··· Material for this exercise ···
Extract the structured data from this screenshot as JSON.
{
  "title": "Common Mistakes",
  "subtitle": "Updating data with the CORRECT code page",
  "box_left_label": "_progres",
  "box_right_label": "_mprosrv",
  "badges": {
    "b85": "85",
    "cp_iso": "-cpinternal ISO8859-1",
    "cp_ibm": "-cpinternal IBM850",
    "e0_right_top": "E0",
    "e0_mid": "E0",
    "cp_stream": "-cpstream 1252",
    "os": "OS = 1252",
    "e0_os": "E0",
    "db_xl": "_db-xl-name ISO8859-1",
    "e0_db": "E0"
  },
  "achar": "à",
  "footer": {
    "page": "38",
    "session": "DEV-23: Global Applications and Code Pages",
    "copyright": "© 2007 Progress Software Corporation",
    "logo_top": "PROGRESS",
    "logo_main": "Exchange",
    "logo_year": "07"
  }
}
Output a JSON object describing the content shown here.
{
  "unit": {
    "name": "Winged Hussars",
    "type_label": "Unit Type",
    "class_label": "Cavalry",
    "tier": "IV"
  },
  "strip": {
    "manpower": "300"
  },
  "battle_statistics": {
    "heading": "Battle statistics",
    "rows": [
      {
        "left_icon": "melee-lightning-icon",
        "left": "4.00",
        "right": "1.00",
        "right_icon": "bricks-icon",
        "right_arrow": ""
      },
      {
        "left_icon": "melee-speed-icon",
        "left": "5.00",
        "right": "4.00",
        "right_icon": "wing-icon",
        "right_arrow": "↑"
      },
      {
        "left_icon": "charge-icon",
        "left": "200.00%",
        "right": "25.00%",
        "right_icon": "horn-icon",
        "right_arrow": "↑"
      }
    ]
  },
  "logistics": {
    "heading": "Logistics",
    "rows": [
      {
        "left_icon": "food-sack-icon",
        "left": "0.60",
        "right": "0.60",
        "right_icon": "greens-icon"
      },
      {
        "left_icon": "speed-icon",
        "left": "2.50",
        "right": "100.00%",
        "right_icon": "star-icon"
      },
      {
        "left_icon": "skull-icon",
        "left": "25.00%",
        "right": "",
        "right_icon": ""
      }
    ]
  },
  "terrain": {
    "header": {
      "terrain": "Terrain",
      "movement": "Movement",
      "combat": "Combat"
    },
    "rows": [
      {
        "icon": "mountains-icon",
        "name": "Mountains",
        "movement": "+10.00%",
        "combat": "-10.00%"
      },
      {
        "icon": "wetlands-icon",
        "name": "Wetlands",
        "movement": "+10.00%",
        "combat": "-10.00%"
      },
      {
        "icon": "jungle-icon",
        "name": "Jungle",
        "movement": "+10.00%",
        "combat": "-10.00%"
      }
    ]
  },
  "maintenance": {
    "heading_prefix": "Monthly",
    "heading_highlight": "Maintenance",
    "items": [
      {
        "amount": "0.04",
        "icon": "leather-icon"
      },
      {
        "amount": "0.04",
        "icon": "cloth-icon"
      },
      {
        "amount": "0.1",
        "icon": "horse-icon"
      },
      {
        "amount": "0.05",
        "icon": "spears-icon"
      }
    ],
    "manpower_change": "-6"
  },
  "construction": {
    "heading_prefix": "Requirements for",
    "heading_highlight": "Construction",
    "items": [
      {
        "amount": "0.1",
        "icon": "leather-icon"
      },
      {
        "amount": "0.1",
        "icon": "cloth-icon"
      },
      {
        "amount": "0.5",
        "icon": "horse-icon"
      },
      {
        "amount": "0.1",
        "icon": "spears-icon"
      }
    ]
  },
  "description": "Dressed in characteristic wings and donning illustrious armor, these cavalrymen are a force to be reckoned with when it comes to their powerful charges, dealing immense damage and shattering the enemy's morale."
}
···
→ Instruction
Which lines hold the word "data"? Return all of them from the records above.

→ The output
Extract the structured data from this screenshot as JSON.
  "subtitle": "Updating data with the CORRECT code page",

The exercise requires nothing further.